Page content transcription data:
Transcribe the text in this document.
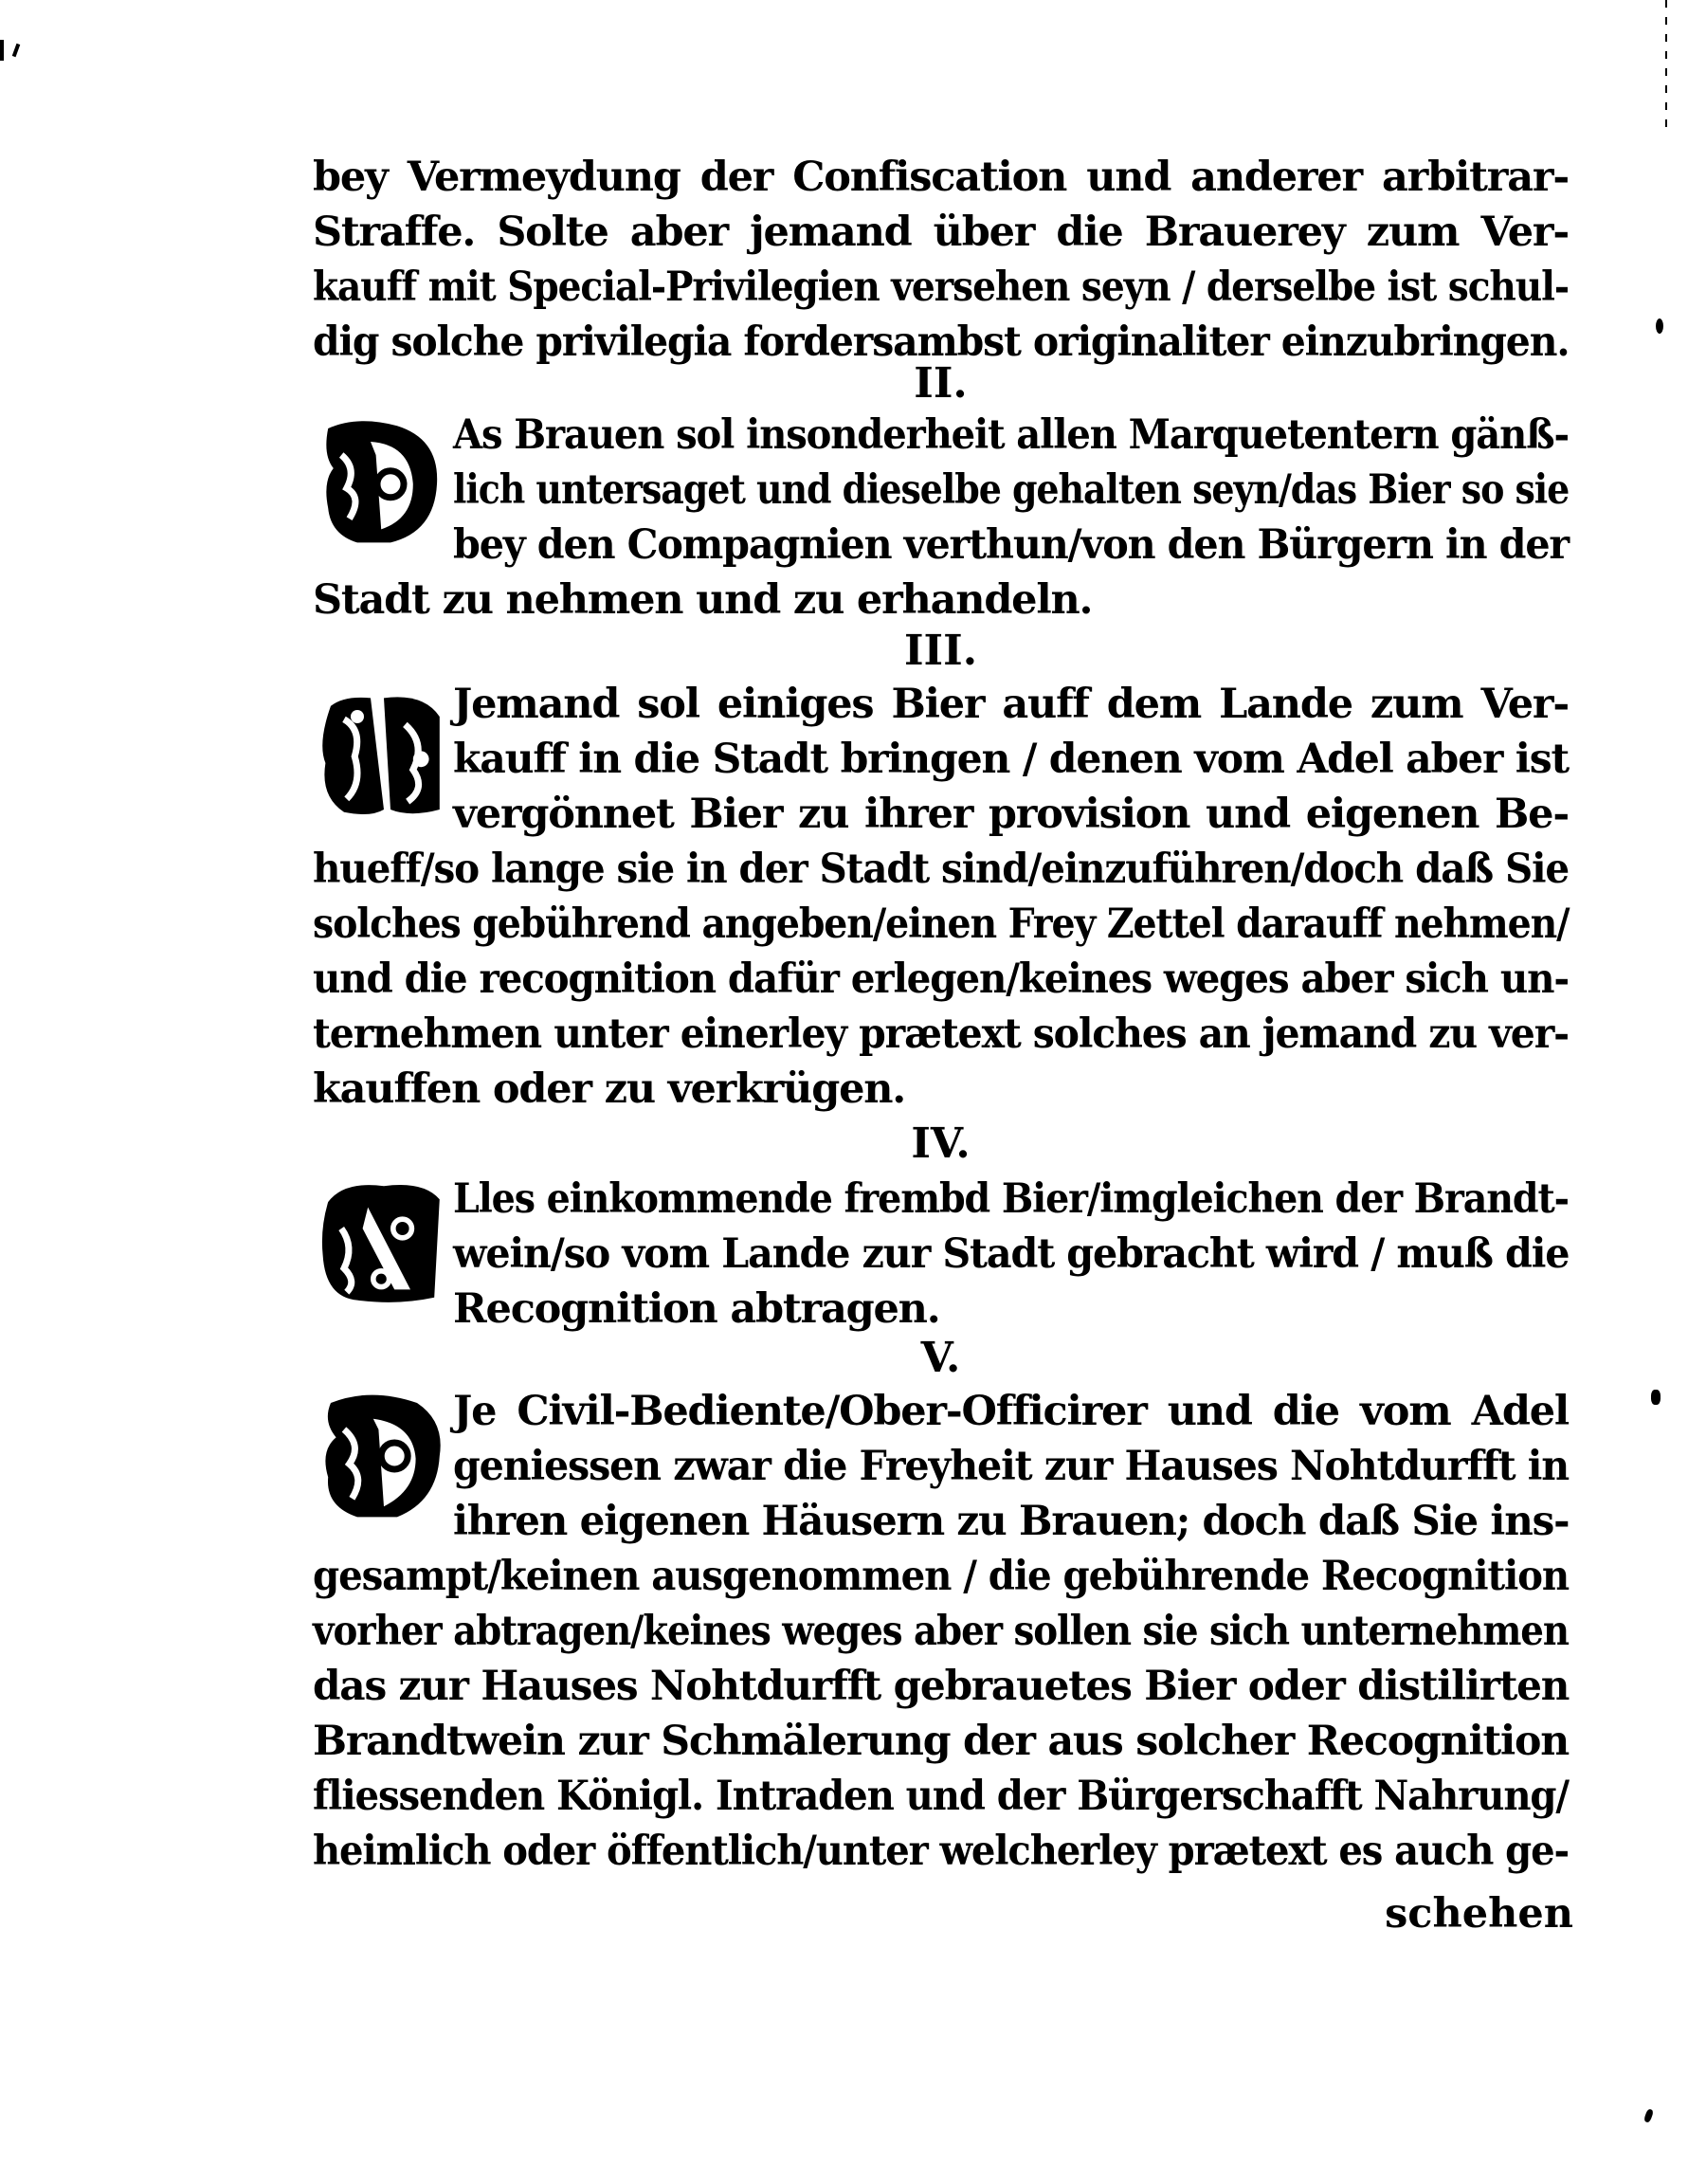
bey Vermeydung der Confiscation und anderer arbitrar-
Straffe. Solte aber jemand über die Brauerey zum Ver-
kauff mit Special-Privilegien versehen seyn / derselbe ist schul-
dig solche privilegia fordersambst originaliter einzubringen.
II.
As Brauen sol insonderheit allen Marquetentern gänß-
lich untersaget und dieselbe gehalten seyn/das Bier so sie
bey den Compagnien verthun/von den Bürgern in der
Stadt zu nehmen und zu erhandeln.
III.
Jemand sol einiges Bier auff dem Lande zum Ver-
kauff in die Stadt bringen / denen vom Adel aber ist
vergönnet Bier zu ihrer provision und eigenen Be-
hueff/so lange sie in der Stadt sind/einzuführen/doch daß Sie
solches gebührend angeben/einen Frey Zettel darauff nehmen/
und die recognition dafür erlegen/keines weges aber sich un-
ternehmen unter einerley prætext solches an jemand zu ver-
kauffen oder zu verkrügen.
IV.
Lles einkommende frembd Bier/imgleichen der Brandt-
wein/so vom Lande zur Stadt gebracht wird / muß die
Recognition abtragen.
V.
Je Civil-Bediente/Ober-Officirer und die vom Adel
geniessen zwar die Freyheit zur Hauses Nohtdurfft in
ihren eigenen Häusern zu Brauen; doch daß Sie ins-
gesampt/keinen ausgenommen / die gebührende Recognition
vorher abtragen/keines weges aber sollen sie sich unternehmen
das zur Hauses Nohtdurfft gebrauetes Bier oder distilirten
Brandtwein zur Schmälerung der aus solcher Recognition
fliessenden Königl. Intraden und der Bürgerschafft Nahrung/
heimlich oder öffentlich/unter welcherley prætext es auch ge-
schehen
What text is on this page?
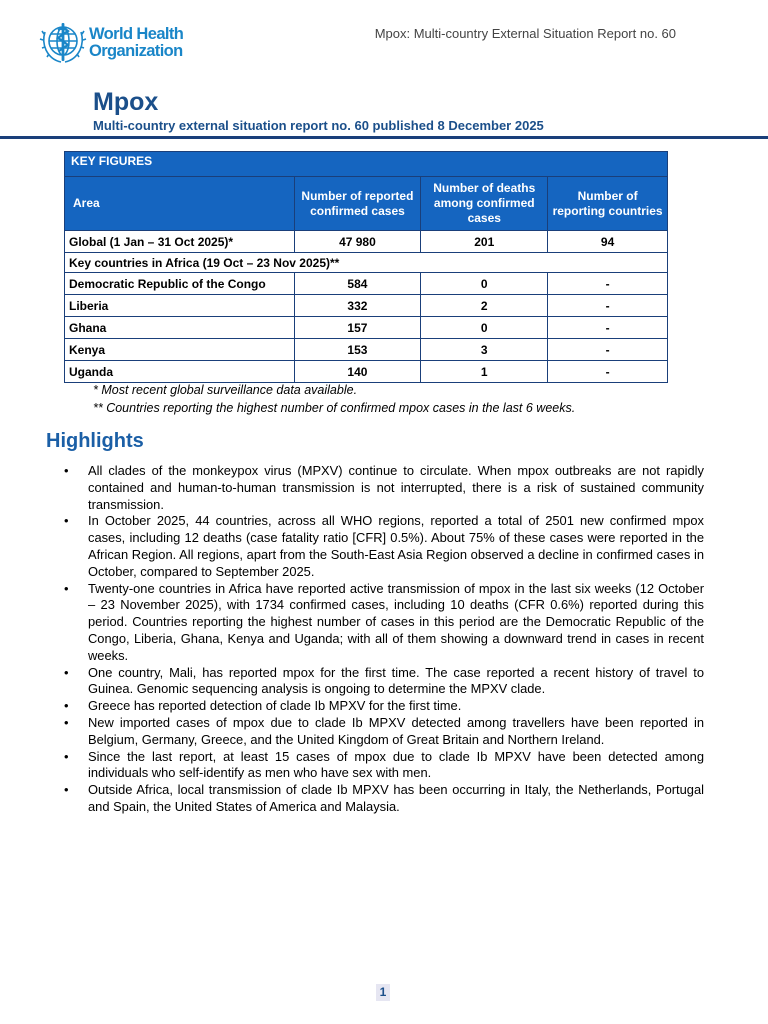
World Health
Organization
Mpox: Multi-country External Situation Report no. 60
Mpox
Multi-country external situation report no. 60 published 8 December 2025
KEY FIGURES			
Area	Number of reported confirmed cases	Number of deaths among confirmed cases	Number of reporting countries
Global (1 Jan – 31 Oct 2025)*	47 980	201	94
Key countries in Africa (19 Oct – 23 Nov 2025)**			
Democratic Republic of the Congo	584	0	-
Liberia	332	2	-
Ghana	157	0	-
Kenya	153	3	-
Uganda	140	1	-
* Most recent global surveillance data available.
** Countries reporting the highest number of confirmed mpox cases in the last 6 weeks.
Highlights
• All clades of the monkeypox virus (MPXV) continue to circulate. When mpox outbreaks are not rapidly contained and human-to-human transmission is not interrupted, there is a risk of sustained community transmission.
• In October 2025, 44 countries, across all WHO regions, reported a total of 2501 new confirmed mpox cases, including 12 deaths (case fatality ratio [CFR] 0.5%). About 75% of these cases were reported in the African Region. All regions, apart from the South-East Asia Region observed a decline in confirmed cases in October, compared to September 2025.
• Twenty-one countries in Africa have reported active transmission of mpox in the last six weeks (12 October – 23 November 2025), with 1734 confirmed cases, including 10 deaths (CFR 0.6%) reported during this period. Countries reporting the highest number of cases in this period are the Democratic Republic of the Congo, Liberia, Ghana, Kenya and Uganda; with all of them showing a downward trend in cases in recent weeks.
• One country, Mali, has reported mpox for the first time. The case reported a recent history of travel to Guinea. Genomic sequencing analysis is ongoing to determine the MPXV clade.
• Greece has reported detection of clade Ib MPXV for the first time.
• New imported cases of mpox due to clade Ib MPXV detected among travellers have been reported in Belgium, Germany, Greece, and the United Kingdom of Great Britain and Northern Ireland.
• Since the last report, at least 15 cases of mpox due to clade Ib MPXV have been detected among individuals who self-identify as men who have sex with men.
• Outside Africa, local transmission of clade Ib MPXV has been occurring in Italy, the Netherlands, Portugal and Spain, the United States of America and Malaysia.
1
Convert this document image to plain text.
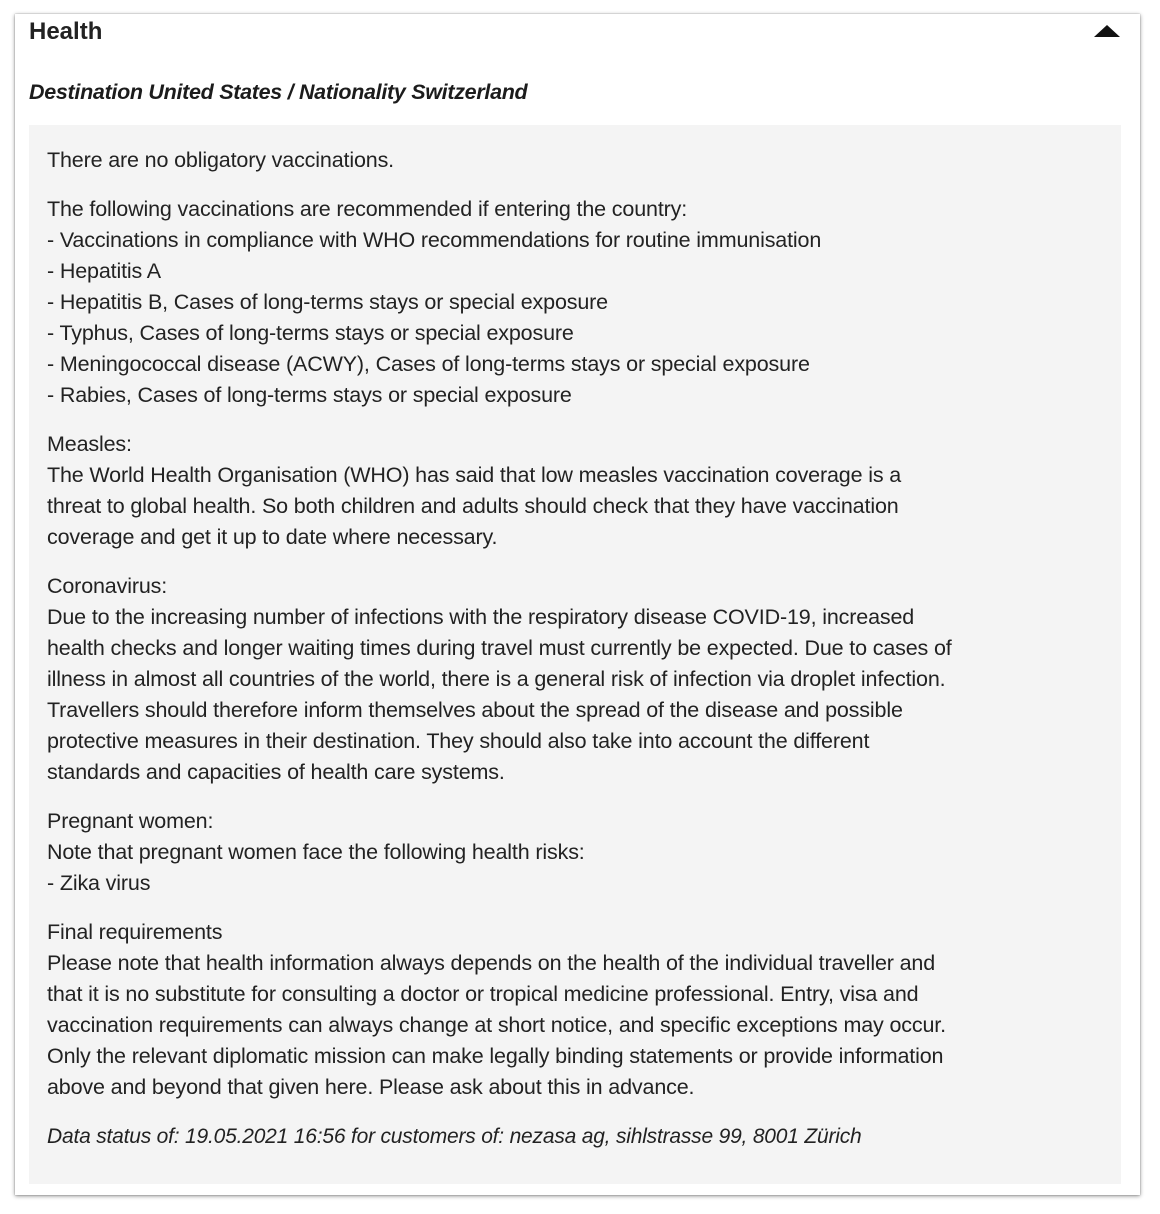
Health
Destination United States / Nationality Switzerland
There are no obligatory vaccinations.
The following vaccinations are recommended if entering the country:
- Vaccinations in compliance with WHO recommendations for routine immunisation
- Hepatitis A
- Hepatitis B, Cases of long-terms stays or special exposure
- Typhus, Cases of long-terms stays or special exposure
- Meningococcal disease (ACWY), Cases of long-terms stays or special exposure
- Rabies, Cases of long-terms stays or special exposure
Measles:
The World Health Organisation (WHO) has said that low measles vaccination coverage is a
threat to global health. So both children and adults should check that they have vaccination
coverage and get it up to date where necessary.
Coronavirus:
Due to the increasing number of infections with the respiratory disease COVID-19, increased
health checks and longer waiting times during travel must currently be expected. Due to cases of
illness in almost all countries of the world, there is a general risk of infection via droplet infection.
Travellers should therefore inform themselves about the spread of the disease and possible
protective measures in their destination. They should also take into account the different
standards and capacities of health care systems.
Pregnant women:
Note that pregnant women face the following health risks:
- Zika virus
Final requirements
Please note that health information always depends on the health of the individual traveller and
that it is no substitute for consulting a doctor or tropical medicine professional. Entry, visa and
vaccination requirements can always change at short notice, and specific exceptions may occur.
Only the relevant diplomatic mission can make legally binding statements or provide information
above and beyond that given here. Please ask about this in advance.
Data status of: 19.05.2021 16:56 for customers of: nezasa ag, sihlstrasse 99, 8001 Zürich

Task goal | Your response should contain each line of the entries above that holds the string "prætext".

Solved exercise |
ternehmen unter einerley prætext solches an jemand zu ver-
heimlich oder öffentlich/unter welcherley prætext es auch ge-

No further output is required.